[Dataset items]

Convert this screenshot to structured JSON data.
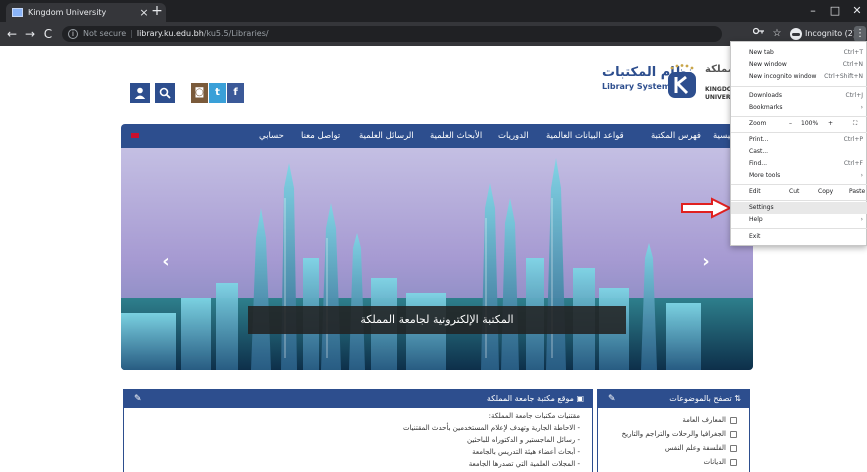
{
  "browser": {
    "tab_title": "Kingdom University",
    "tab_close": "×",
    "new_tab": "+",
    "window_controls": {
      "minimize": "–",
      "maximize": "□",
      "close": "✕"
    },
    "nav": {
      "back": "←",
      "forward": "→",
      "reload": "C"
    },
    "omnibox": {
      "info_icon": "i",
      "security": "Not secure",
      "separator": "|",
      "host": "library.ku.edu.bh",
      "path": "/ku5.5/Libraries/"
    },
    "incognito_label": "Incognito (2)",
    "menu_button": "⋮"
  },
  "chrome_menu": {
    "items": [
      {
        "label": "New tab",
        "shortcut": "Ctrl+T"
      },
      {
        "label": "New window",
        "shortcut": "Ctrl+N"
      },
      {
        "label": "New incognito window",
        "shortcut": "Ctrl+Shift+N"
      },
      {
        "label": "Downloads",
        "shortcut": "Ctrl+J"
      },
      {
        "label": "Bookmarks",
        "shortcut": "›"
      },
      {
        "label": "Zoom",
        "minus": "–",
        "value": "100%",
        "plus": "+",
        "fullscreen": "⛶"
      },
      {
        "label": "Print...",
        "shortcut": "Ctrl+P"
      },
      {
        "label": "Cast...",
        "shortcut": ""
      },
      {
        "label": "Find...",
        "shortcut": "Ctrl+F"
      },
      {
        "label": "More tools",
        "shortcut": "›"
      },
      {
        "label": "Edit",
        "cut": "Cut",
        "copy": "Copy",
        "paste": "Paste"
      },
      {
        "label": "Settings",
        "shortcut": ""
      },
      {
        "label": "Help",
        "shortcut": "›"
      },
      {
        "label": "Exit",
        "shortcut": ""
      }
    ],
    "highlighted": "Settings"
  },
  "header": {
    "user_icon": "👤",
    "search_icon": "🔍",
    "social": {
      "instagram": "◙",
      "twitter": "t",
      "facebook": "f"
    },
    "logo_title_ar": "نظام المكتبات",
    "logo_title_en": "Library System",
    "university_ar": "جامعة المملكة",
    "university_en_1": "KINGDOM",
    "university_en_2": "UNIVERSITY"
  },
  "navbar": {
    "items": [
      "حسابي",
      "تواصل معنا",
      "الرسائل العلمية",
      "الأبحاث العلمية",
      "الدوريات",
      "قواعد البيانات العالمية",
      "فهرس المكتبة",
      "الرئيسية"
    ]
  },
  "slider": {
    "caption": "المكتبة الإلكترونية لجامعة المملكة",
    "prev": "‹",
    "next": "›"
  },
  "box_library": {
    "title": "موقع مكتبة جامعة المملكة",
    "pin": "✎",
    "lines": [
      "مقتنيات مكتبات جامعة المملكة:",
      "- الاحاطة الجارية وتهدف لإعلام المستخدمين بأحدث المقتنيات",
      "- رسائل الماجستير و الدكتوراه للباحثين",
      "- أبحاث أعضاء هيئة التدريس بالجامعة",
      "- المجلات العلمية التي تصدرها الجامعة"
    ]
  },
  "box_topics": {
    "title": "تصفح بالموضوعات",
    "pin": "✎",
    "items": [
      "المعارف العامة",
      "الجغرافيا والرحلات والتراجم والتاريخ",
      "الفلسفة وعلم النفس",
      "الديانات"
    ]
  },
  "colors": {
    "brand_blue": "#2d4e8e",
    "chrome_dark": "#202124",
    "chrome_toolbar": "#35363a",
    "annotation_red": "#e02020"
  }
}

* * *

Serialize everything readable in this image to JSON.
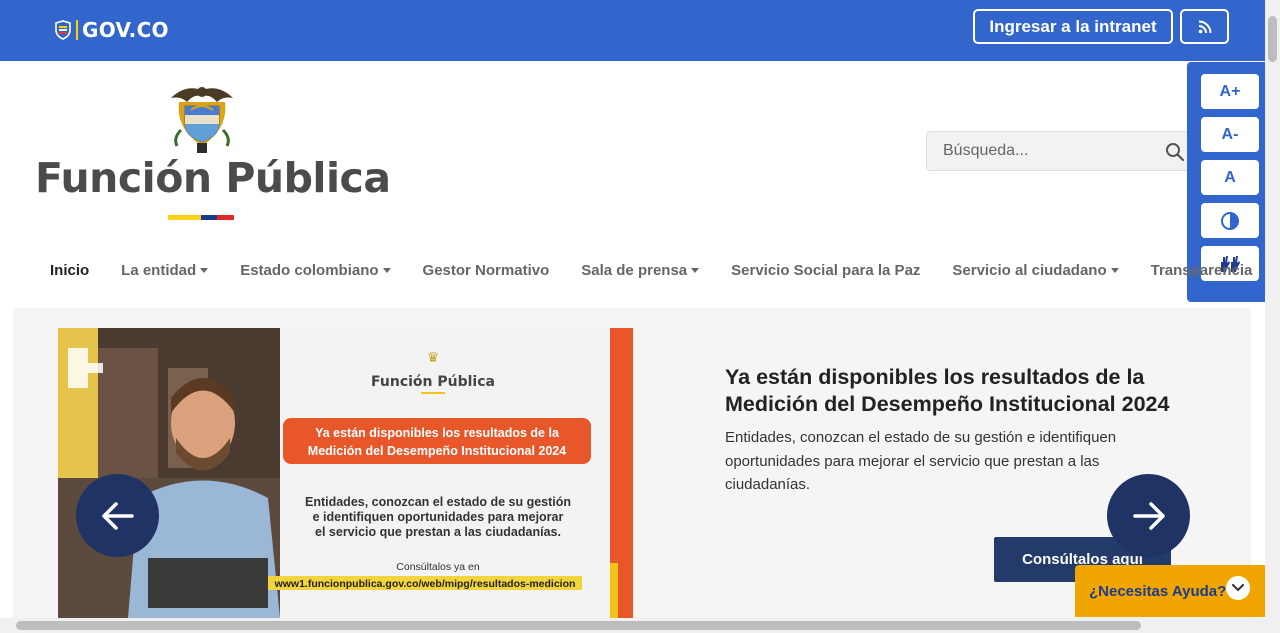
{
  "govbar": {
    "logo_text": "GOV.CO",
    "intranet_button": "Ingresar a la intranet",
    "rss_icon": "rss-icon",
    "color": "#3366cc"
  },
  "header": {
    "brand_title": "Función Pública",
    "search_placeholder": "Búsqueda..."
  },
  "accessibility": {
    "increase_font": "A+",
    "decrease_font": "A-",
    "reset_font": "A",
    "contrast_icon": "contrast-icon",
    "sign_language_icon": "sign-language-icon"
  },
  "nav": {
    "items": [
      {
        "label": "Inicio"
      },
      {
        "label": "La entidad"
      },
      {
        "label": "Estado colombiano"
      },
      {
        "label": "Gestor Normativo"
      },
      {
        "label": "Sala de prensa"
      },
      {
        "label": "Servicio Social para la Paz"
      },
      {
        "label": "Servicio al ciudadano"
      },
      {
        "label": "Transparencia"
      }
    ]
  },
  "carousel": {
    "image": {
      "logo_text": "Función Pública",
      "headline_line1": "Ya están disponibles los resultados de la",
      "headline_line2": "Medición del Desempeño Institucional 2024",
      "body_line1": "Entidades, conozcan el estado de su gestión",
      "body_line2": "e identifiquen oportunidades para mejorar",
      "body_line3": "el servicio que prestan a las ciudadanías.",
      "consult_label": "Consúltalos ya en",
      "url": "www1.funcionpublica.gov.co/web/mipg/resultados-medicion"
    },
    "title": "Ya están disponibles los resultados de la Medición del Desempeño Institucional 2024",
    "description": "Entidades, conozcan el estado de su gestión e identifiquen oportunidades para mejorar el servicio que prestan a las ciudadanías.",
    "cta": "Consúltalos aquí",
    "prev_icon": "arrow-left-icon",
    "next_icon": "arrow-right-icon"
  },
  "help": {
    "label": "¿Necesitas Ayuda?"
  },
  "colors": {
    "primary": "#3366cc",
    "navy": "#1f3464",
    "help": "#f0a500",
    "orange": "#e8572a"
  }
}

---

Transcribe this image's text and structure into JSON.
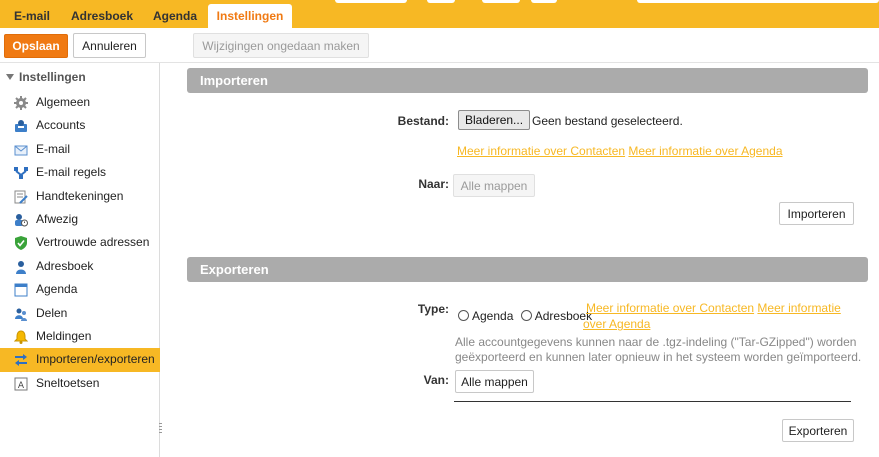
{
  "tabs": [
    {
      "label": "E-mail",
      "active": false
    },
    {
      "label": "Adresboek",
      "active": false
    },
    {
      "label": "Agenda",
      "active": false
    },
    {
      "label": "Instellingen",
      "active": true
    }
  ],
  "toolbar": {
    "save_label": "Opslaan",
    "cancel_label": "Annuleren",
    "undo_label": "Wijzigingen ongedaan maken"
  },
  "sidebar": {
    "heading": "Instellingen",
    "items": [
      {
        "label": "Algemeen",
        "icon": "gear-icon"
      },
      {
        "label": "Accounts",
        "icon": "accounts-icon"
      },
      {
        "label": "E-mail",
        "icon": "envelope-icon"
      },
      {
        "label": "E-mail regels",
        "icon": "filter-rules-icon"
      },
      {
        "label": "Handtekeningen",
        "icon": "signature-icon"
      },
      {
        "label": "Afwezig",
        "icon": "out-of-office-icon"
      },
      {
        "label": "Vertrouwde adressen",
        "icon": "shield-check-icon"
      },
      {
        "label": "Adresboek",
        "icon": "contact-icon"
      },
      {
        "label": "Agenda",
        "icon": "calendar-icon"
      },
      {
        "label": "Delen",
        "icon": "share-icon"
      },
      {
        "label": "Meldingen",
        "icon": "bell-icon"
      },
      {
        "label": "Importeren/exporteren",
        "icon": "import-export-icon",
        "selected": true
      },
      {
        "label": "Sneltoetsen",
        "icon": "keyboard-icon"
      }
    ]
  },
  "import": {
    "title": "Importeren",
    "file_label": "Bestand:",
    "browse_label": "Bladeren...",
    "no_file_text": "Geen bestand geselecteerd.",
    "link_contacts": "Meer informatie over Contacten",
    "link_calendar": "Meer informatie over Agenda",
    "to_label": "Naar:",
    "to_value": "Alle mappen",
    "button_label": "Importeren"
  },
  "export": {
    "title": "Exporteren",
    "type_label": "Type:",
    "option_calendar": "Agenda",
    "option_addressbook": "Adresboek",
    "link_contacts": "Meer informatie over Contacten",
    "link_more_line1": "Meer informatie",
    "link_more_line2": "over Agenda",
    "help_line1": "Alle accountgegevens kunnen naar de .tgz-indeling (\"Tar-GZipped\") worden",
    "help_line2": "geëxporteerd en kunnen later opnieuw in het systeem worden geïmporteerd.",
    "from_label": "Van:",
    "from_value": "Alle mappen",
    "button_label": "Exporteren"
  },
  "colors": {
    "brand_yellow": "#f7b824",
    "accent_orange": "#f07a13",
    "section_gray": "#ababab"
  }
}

[Directions for this task] Only lines with the string "JSON" belong in your answer; copy each one.

[Output]
Convert this screenshot to structured JSON data.
Serialize everything readable in this image to JSON.
Transcribe this image's text and structure into JSON.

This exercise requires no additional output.